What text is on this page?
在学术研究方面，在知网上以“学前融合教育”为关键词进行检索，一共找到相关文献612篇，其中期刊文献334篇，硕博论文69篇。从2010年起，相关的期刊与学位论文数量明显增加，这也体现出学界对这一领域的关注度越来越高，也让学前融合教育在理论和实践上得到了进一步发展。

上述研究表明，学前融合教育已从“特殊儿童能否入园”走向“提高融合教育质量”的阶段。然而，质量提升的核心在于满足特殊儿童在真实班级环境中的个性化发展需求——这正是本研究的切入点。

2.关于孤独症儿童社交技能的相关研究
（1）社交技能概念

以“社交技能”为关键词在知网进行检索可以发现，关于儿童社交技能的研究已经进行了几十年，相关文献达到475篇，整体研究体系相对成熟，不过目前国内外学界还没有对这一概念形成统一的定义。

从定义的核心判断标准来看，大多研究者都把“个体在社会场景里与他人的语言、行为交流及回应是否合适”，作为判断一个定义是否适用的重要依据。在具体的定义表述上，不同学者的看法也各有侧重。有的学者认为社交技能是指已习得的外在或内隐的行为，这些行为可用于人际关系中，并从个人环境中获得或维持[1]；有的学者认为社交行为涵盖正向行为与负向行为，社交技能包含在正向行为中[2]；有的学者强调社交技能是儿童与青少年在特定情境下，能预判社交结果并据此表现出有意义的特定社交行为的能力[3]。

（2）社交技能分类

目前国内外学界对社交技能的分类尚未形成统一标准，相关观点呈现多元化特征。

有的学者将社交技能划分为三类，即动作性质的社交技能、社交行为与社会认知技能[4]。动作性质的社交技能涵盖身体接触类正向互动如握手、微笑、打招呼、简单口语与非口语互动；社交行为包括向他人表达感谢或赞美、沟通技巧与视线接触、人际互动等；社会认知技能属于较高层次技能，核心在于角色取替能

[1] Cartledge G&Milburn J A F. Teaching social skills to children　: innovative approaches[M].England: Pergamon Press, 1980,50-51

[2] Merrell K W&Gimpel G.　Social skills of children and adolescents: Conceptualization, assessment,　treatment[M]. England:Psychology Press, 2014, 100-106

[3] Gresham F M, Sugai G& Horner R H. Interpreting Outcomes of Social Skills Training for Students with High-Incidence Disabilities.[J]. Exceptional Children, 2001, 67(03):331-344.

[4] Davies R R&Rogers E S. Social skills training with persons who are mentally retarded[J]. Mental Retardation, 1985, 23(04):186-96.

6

++++++++++++++++++++

*Task description*.
The entries above must be returned exactly.

*Written reply*.
What text is on this page?
在学术研究方面，在知网上以“学前融合教育”为关键词进行检索，一共找到相关文献612篇，其中期刊文献334篇，硕博论文69篇。从2010年起，相关的期刊与学位论文数量明显增加，这也体现出学界对这一领域的关注度越来越高，也让学前融合教育在理论和实践上得到了进一步发展。

上述研究表明，学前融合教育已从“特殊儿童能否入园”走向“提高融合教育质量”的阶段。然而，质量提升的核心在于满足特殊儿童在真实班级环境中的个性化发展需求——这正是本研究的切入点。

2.关于孤独症儿童社交技能的相关研究
（1）社交技能概念

以“社交技能”为关键词在知网进行检索可以发现，关于儿童社交技能的研究已经进行了几十年，相关文献达到475篇，整体研究体系相对成熟，不过目前国内外学界还没有对这一概念形成统一的定义。

从定义的核心判断标准来看，大多研究者都把“个体在社会场景里与他人的语言、行为交流及回应是否合适”，作为判断一个定义是否适用的重要依据。在具体的定义表述上，不同学者的看法也各有侧重。有的学者认为社交技能是指已习得的外在或内隐的行为，这些行为可用于人际关系中，并从个人环境中获得或维持[1]；有的学者认为社交行为涵盖正向行为与负向行为，社交技能包含在正向行为中[2]；有的学者强调社交技能是儿童与青少年在特定情境下，能预判社交结果并据此表现出有意义的特定社交行为的能力[3]。

（2）社交技能分类

目前国内外学界对社交技能的分类尚未形成统一标准，相关观点呈现多元化特征。

有的学者将社交技能划分为三类，即动作性质的社交技能、社交行为与社会认知技能[4]。动作性质的社交技能涵盖身体接触类正向互动如握手、微笑、打招呼、简单口语与非口语互动；社交行为包括向他人表达感谢或赞美、沟通技巧与视线接触、人际互动等；社会认知技能属于较高层次技能，核心在于角色取替能

[1] Cartledge G&Milburn J A F. Teaching social skills to children　: innovative approaches[M].England: Pergamon Press, 1980,50-51

[2] Merrell K W&Gimpel G.　Social skills of children and adolescents: Conceptualization, assessment,　treatment[M]. England:Psychology Press, 2014, 100-106

[3] Gresham F M, Sugai G& Horner R H. Interpreting Outcomes of Social Skills Training for Students with High-Incidence Disabilities.[J]. Exceptional Children, 2001, 67(03):331-344.

[4] Davies R R&Rogers E S. Social skills training with persons who are mentally retarded[J]. Mental Retardation, 1985, 23(04):186-96.

6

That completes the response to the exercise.